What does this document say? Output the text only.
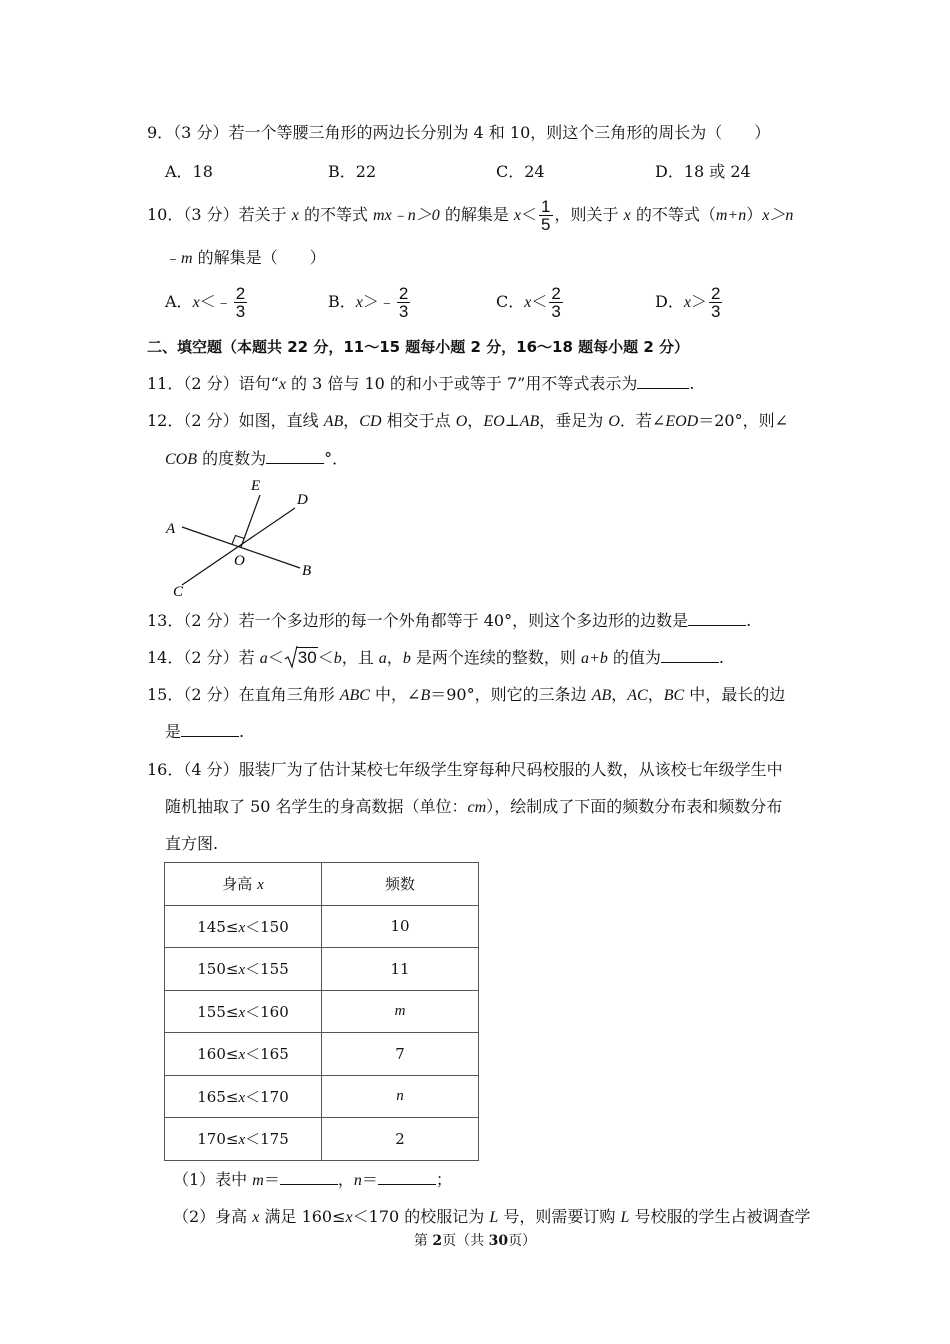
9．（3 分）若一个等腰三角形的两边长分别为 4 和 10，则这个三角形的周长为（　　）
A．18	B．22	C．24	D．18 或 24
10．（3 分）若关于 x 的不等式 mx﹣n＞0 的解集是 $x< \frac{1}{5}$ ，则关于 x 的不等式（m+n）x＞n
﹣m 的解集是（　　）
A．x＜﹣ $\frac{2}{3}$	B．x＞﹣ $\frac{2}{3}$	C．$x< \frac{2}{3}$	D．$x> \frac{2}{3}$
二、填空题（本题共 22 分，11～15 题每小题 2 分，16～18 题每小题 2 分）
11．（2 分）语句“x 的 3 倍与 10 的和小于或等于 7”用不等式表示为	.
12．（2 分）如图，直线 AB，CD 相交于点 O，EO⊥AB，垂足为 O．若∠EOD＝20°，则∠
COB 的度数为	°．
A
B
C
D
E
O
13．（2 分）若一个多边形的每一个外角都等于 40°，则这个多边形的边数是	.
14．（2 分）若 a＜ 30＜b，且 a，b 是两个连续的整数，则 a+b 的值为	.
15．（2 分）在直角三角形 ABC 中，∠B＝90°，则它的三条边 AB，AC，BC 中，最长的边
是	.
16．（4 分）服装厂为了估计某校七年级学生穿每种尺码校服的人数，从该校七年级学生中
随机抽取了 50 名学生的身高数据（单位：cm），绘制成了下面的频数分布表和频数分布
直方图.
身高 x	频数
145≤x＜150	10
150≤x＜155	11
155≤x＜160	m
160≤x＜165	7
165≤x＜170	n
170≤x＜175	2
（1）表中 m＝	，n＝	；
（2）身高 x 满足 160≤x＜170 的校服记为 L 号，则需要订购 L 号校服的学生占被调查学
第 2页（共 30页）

> **Written instruction**
Show the lines of the data that hold the word "的解集是".

> **Solution below**
10．（3 分）若关于 x 的不等式 mx﹣n＞0 的解集是 $x< \frac{1}{5}$ ，则关于 x 的不等式（m+n）x＞n
﹣m 的解集是（　　）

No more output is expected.